[Work to do]
Show every line below where "lines" can be found.

[Data section]
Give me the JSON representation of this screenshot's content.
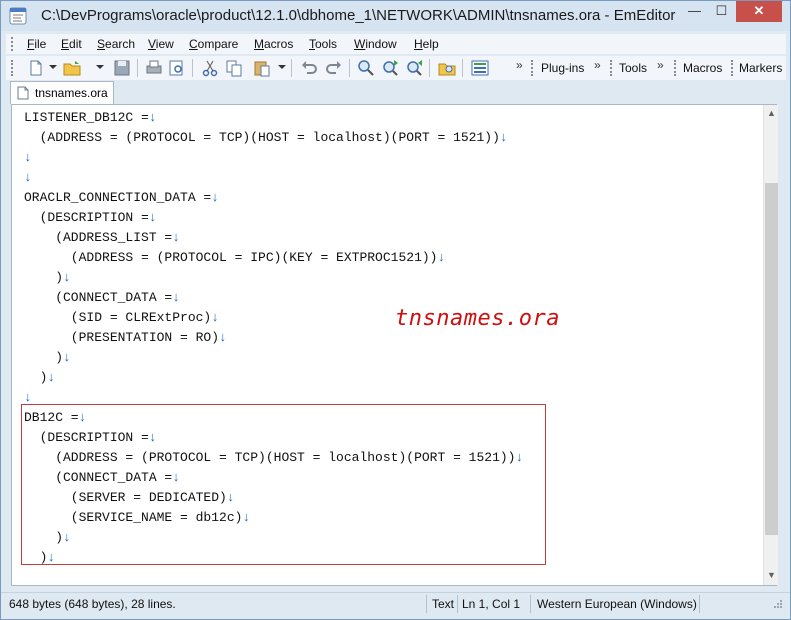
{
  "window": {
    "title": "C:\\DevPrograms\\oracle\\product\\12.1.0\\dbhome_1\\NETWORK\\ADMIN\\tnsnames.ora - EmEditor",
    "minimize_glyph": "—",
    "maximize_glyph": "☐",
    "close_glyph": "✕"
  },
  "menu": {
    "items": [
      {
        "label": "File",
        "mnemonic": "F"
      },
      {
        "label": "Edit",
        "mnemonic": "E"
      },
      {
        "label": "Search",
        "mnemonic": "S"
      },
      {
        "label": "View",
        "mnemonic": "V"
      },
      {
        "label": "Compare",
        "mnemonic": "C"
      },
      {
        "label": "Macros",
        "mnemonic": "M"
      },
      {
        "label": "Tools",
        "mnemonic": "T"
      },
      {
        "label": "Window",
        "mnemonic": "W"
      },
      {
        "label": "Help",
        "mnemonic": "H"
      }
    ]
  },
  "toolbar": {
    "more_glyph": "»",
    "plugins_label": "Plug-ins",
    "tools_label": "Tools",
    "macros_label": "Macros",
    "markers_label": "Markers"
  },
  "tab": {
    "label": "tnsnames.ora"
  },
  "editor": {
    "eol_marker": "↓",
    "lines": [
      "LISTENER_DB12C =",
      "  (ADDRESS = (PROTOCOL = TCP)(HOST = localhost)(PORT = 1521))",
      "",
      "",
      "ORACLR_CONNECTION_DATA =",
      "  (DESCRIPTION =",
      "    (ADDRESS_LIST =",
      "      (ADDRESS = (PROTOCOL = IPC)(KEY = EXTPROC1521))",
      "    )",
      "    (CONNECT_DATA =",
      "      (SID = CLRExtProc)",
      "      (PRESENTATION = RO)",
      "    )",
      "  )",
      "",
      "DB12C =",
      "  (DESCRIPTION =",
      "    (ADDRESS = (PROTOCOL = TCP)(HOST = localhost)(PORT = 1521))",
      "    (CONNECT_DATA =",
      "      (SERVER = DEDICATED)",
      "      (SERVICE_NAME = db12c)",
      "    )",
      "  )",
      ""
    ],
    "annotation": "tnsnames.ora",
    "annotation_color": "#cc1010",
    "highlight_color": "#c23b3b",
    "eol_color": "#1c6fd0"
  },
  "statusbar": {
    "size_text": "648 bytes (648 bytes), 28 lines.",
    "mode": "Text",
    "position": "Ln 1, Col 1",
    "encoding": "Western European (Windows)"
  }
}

* * *

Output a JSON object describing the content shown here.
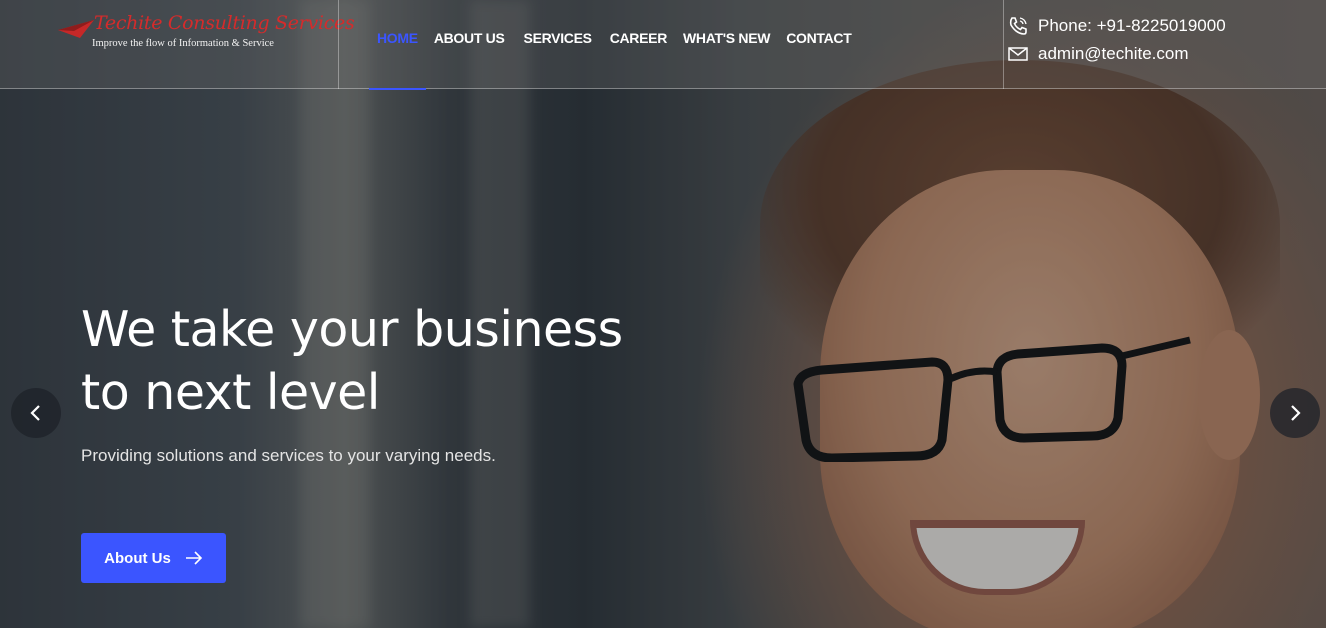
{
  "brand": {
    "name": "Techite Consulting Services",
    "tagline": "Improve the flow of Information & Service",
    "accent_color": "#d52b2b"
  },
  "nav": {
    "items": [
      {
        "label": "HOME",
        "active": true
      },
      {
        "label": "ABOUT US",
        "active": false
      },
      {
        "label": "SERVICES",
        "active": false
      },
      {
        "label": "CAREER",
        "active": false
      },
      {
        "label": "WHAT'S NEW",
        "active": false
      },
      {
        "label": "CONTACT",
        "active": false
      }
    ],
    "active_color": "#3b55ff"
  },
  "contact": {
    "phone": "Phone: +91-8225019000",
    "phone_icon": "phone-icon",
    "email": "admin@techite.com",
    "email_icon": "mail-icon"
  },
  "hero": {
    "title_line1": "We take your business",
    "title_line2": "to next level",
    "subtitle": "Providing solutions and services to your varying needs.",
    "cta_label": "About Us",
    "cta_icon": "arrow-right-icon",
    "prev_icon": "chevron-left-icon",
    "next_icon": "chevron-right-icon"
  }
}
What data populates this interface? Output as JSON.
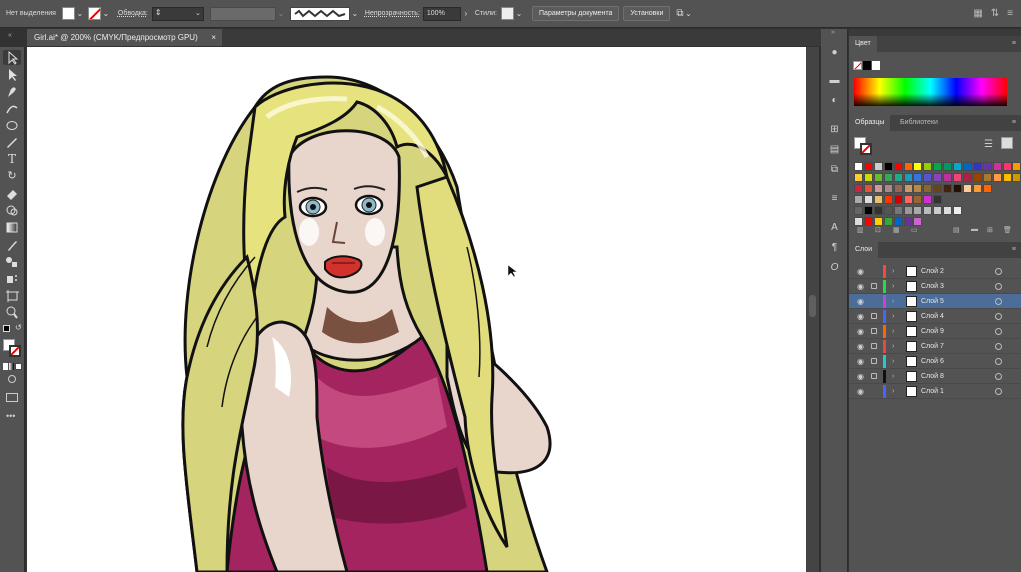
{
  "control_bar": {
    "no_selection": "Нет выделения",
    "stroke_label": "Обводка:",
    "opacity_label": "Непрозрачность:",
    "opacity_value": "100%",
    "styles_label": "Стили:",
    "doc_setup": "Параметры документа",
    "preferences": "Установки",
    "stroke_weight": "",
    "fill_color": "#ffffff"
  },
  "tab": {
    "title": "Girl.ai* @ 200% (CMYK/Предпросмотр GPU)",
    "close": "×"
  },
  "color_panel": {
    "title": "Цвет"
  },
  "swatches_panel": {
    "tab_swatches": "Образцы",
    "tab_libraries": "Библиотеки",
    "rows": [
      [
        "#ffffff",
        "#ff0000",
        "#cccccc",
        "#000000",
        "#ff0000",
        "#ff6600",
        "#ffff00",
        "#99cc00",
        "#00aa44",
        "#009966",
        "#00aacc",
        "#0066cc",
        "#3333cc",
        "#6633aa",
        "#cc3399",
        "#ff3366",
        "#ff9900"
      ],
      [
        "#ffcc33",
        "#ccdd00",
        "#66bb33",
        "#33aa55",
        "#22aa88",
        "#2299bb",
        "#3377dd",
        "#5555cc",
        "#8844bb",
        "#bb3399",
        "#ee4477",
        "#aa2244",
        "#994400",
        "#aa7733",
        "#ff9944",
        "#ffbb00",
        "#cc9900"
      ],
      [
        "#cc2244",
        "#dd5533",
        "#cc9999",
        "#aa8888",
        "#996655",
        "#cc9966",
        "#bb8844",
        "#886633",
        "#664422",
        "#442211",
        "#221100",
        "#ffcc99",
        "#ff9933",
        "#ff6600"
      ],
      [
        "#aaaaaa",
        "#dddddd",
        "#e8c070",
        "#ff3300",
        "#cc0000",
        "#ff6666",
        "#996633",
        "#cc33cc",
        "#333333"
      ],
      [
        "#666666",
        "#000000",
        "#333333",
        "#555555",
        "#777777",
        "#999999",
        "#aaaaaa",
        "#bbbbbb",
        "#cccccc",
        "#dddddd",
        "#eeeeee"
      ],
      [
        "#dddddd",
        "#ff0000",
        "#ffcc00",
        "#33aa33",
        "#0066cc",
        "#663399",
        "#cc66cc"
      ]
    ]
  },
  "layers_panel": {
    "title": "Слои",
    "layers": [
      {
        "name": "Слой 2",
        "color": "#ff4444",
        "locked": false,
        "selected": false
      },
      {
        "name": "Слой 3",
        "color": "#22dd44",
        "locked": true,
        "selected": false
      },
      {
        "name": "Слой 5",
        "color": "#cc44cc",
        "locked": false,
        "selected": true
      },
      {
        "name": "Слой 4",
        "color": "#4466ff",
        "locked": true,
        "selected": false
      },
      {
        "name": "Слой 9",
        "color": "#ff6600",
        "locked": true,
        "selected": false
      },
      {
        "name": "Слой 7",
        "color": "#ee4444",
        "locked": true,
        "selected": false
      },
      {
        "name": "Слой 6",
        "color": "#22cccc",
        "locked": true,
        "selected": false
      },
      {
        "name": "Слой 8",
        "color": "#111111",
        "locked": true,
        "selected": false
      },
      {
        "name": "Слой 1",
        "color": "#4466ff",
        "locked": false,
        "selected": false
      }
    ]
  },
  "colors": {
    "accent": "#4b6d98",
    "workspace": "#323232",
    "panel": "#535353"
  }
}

[Problem solution]
    "lines": [
    "size_text": "648 bytes (648 bytes), 28 lines.",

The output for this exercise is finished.